- **AVAILABLE DATA**

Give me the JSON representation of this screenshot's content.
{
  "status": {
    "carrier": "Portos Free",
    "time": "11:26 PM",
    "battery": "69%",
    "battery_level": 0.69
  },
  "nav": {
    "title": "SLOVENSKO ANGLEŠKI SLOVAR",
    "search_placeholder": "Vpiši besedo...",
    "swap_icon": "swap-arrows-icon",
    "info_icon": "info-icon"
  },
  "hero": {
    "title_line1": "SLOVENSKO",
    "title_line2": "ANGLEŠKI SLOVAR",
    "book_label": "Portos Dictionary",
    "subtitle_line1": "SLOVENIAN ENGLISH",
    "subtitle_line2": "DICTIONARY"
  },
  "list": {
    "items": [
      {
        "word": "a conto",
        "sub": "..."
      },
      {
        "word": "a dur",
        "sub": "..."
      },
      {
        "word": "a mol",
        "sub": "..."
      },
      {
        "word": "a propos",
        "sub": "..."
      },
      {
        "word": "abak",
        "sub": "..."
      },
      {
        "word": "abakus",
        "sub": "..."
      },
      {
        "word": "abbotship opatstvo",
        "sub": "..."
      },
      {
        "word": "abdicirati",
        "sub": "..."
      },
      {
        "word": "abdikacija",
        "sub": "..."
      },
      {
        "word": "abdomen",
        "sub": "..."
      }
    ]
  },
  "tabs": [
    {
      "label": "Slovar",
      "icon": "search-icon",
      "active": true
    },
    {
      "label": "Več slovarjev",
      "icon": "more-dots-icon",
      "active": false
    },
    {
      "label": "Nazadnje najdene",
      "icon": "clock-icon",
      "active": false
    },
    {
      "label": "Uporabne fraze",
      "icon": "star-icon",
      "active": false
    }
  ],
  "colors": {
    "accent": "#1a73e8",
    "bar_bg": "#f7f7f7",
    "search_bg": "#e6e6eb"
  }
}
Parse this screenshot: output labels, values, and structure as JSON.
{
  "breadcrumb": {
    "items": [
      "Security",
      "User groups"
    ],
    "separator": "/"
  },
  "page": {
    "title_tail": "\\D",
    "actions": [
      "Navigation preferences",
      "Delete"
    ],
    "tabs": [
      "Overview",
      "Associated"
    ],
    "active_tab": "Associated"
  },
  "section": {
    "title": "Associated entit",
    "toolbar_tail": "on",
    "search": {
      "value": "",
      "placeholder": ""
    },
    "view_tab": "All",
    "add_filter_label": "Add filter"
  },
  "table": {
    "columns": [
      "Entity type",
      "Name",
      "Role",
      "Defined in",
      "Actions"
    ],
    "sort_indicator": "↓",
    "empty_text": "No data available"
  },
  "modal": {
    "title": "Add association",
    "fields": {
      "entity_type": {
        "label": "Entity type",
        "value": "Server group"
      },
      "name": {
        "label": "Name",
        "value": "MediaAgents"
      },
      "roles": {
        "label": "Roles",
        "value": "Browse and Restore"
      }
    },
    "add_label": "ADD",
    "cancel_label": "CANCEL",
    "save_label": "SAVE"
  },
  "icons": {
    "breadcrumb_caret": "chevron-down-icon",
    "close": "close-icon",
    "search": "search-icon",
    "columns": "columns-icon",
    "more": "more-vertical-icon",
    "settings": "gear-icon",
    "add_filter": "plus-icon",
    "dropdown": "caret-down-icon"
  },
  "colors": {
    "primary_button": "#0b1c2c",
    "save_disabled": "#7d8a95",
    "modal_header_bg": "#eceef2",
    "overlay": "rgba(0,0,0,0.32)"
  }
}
* * *
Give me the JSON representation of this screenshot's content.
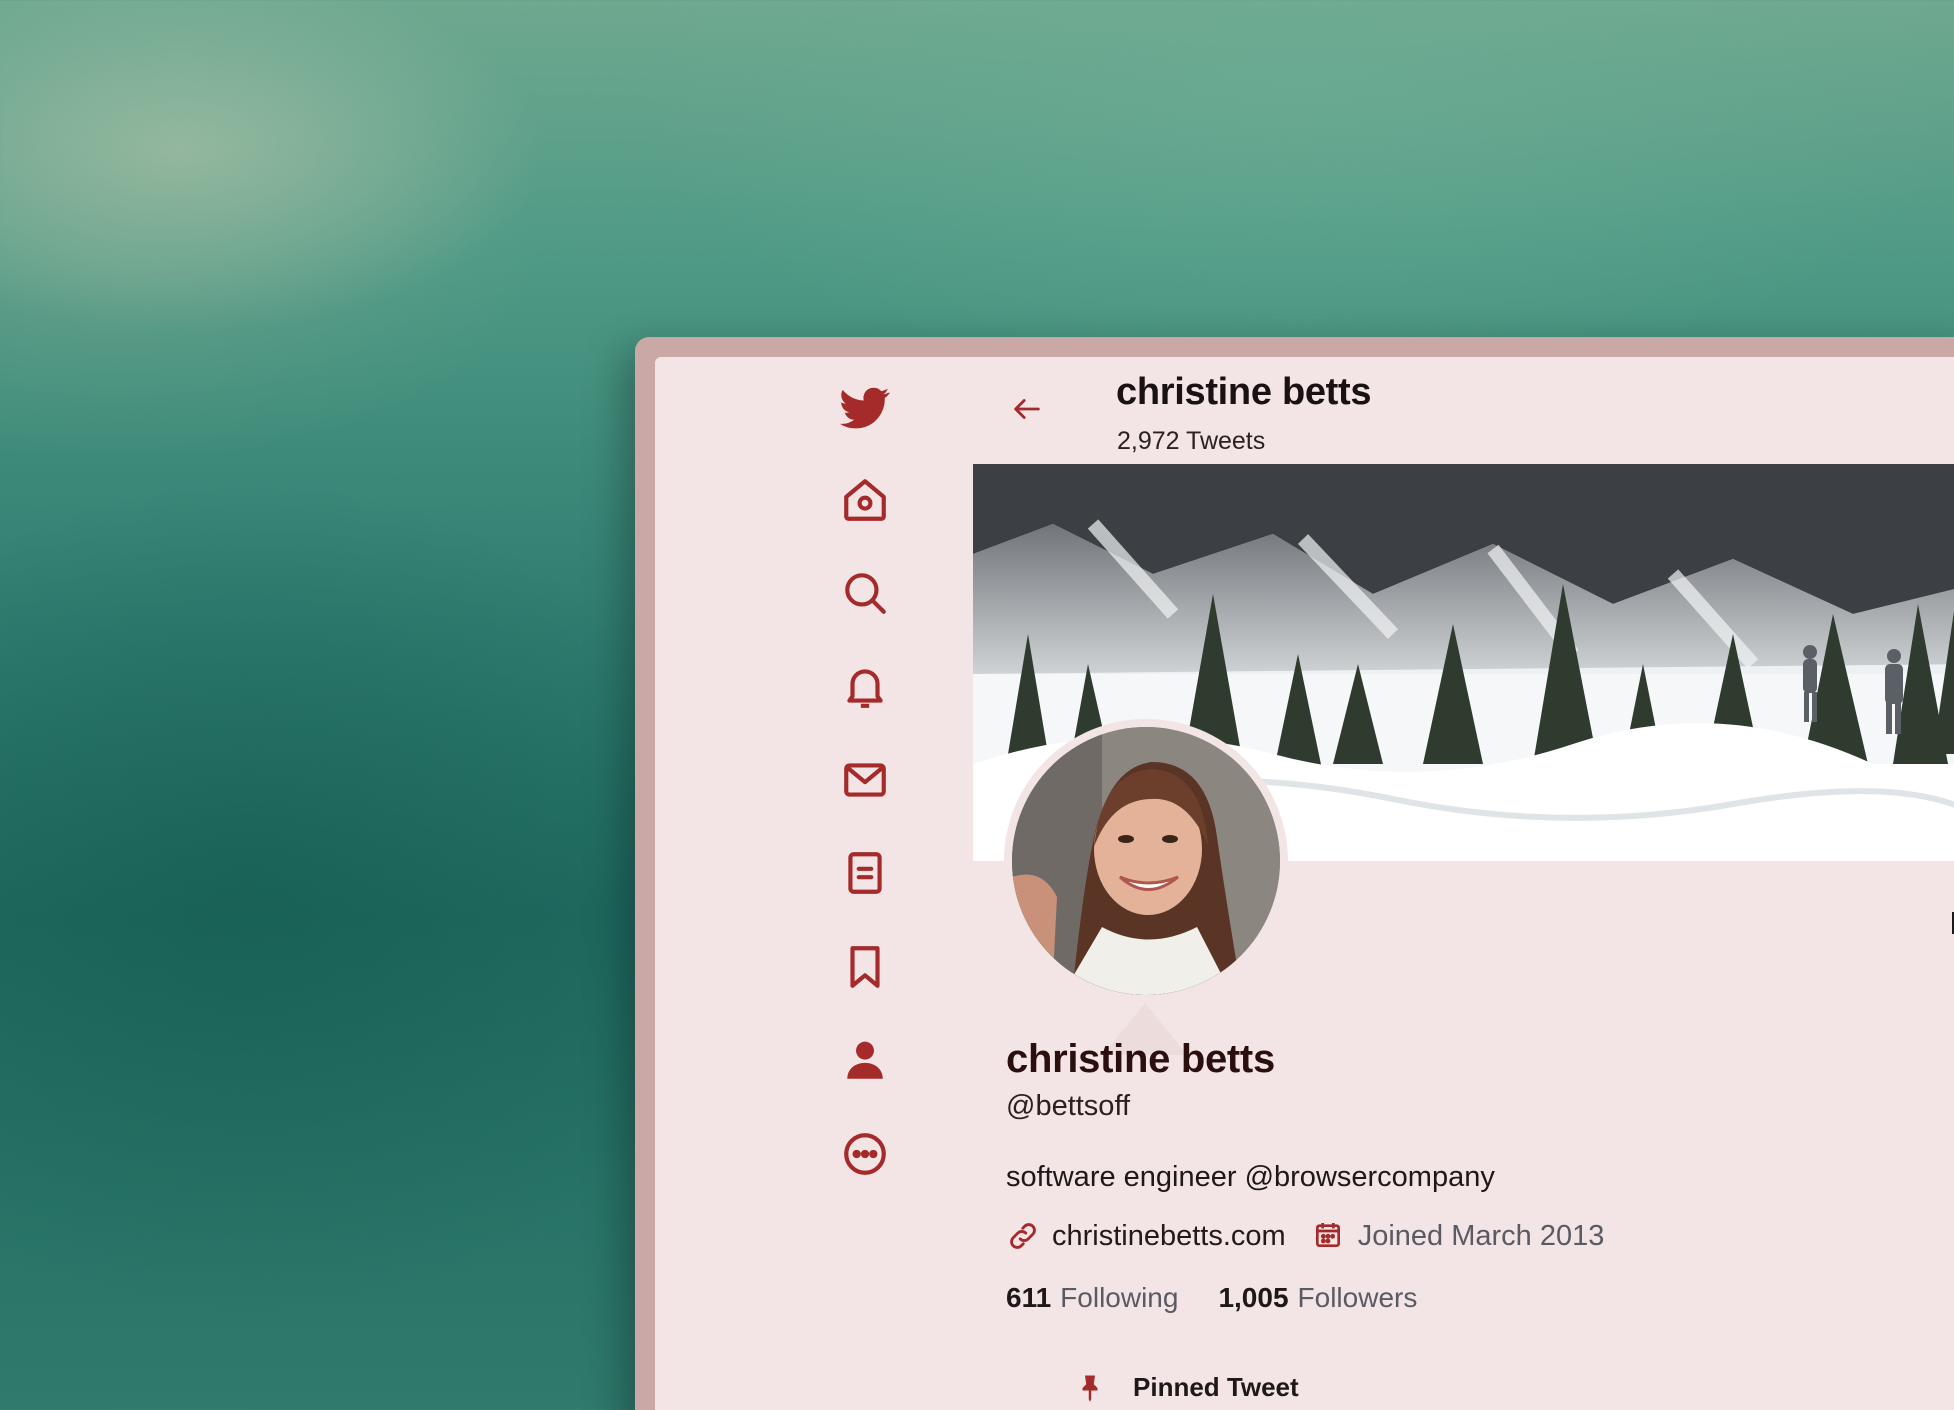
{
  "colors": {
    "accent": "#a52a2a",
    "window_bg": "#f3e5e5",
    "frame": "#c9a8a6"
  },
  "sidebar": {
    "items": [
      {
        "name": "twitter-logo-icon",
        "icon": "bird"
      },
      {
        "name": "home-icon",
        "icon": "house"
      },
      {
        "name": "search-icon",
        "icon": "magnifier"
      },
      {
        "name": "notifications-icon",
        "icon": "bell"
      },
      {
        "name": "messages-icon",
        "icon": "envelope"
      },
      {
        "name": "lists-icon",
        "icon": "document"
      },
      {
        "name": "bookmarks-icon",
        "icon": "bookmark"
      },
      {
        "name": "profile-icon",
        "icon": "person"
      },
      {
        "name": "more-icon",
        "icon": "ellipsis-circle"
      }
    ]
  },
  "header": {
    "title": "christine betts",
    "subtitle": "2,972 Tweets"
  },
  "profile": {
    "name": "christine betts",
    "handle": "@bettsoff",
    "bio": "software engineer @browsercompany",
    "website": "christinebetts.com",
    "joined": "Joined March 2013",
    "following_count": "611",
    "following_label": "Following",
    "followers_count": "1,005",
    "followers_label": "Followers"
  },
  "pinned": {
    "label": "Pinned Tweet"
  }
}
--
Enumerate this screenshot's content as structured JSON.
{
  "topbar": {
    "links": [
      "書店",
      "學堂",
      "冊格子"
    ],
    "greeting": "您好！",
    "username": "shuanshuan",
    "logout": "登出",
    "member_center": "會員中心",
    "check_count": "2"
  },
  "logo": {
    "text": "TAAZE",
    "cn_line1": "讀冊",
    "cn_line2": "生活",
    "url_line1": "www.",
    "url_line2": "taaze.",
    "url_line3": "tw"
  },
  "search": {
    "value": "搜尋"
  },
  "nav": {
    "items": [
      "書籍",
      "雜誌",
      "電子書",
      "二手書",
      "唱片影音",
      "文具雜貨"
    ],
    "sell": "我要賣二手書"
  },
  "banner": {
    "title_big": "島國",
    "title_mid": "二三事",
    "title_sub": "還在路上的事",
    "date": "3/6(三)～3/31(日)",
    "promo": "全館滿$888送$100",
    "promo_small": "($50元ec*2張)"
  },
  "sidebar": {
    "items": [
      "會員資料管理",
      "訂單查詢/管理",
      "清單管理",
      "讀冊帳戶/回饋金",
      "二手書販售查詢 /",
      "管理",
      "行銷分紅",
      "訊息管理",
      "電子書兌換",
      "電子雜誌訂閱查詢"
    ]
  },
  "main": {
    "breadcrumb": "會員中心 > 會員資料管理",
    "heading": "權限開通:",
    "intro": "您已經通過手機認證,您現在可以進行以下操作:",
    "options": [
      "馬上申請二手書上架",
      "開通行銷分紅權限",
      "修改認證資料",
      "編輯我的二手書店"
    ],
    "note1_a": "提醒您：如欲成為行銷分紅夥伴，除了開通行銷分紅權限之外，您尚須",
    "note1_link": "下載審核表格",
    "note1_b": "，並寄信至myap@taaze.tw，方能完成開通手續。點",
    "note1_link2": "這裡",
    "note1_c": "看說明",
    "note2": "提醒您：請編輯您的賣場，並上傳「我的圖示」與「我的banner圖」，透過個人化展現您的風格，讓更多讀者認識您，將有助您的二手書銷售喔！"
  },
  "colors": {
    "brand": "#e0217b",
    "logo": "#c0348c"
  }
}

- **WHAT IS ASKED**
Count each line of the data where the word "ANGLEŠKI" appears, then reply with the total only.

- **ANSWER**
2